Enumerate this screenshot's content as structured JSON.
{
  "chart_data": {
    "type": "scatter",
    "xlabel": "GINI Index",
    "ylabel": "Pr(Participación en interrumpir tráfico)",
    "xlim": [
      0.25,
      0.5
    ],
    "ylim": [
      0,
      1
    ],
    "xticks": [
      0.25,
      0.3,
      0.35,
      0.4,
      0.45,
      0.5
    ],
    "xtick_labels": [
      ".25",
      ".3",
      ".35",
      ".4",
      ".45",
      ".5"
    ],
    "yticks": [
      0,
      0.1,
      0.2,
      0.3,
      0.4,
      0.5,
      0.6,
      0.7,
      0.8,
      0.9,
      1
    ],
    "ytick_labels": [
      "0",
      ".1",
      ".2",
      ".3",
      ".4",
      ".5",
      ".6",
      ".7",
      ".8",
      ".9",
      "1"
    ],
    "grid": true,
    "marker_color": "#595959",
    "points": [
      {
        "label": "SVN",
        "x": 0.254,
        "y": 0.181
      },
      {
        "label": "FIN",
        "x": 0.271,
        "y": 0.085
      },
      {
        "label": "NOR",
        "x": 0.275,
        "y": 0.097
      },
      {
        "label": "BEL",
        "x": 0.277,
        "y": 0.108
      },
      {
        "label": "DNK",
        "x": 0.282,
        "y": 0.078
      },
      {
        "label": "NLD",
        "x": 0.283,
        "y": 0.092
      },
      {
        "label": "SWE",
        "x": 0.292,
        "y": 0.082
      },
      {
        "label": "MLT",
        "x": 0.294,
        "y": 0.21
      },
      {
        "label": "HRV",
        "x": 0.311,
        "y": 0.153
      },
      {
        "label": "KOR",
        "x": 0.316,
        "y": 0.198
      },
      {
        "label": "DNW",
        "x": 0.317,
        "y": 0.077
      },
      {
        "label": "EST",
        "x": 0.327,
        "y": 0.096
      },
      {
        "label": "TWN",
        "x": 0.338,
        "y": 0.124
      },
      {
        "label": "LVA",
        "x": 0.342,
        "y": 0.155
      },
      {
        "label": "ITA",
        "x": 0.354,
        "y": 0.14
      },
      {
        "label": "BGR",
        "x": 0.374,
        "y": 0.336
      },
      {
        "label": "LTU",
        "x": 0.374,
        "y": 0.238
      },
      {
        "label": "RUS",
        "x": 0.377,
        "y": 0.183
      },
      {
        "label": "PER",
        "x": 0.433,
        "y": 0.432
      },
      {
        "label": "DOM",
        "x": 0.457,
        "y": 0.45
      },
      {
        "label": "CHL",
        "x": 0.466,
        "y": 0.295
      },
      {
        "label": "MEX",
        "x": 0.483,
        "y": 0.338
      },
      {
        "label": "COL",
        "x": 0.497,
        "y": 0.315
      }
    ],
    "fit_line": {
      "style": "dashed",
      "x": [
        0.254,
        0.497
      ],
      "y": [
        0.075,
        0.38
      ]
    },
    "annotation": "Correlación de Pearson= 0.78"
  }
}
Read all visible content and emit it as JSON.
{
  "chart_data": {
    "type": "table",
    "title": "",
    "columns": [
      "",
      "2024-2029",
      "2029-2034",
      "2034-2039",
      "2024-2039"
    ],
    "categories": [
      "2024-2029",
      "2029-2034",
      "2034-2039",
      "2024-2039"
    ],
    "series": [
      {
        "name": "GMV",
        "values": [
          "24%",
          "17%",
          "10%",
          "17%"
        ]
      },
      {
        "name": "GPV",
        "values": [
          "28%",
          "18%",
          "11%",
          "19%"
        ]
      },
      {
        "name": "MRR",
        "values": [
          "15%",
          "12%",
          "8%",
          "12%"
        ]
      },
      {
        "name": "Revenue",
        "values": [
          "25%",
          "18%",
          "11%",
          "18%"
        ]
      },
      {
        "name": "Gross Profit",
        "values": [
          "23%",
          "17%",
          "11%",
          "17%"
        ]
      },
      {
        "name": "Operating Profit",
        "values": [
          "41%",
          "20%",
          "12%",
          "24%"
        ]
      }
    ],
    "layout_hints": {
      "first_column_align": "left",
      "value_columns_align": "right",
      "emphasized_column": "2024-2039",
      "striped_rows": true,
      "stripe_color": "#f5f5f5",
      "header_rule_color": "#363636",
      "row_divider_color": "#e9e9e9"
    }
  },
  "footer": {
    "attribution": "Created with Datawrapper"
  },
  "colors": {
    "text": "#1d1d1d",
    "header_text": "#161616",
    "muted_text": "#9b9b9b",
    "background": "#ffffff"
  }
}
________________________
#### Task requirements
Only the lines from the one containing "Read all visible content and emit it as JSON." through the end of the material should be reproduced, exactly, with both ends included.

#### Exercise output
Read all visible content and emit it as JSON.
{
  "chart_data": {
    "type": "table",
    "title": "",
    "columns": [
      "",
      "2024-2029",
      "2029-2034",
      "2034-2039",
      "2024-2039"
    ],
    "categories": [
      "2024-2029",
      "2029-2034",
      "2034-2039",
      "2024-2039"
    ],
    "series": [
      {
        "name": "GMV",
        "values": [
          "24%",
          "17%",
          "10%",
          "17%"
        ]
      },
      {
        "name": "GPV",
        "values": [
          "28%",
          "18%",
          "11%",
          "19%"
        ]
      },
      {
        "name": "MRR",
        "values": [
          "15%",
          "12%",
          "8%",
          "12%"
        ]
      },
      {
        "name": "Revenue",
        "values": [
          "25%",
          "18%",
          "11%",
          "18%"
        ]
      },
      {
        "name": "Gross Profit",
        "values": [
          "23%",
          "17%",
          "11%",
          "17%"
        ]
      },
      {
        "name": "Operating Profit",
        "values": [
          "41%",
          "20%",
          "12%",
          "24%"
        ]
      }
    ],
    "layout_hints": {
      "first_column_align": "left",
      "value_columns_align": "right",
      "emphasized_column": "2024-2039",
      "striped_rows": true,
      "stripe_color": "#f5f5f5",
      "header_rule_color": "#363636",
      "row_divider_color": "#e9e9e9"
    }
  },
  "footer": {
    "attribution": "Created with Datawrapper"
  },
  "colors": {
    "text": "#1d1d1d",
    "header_text": "#161616",
    "muted_text": "#9b9b9b",
    "background": "#ffffff"
  }
}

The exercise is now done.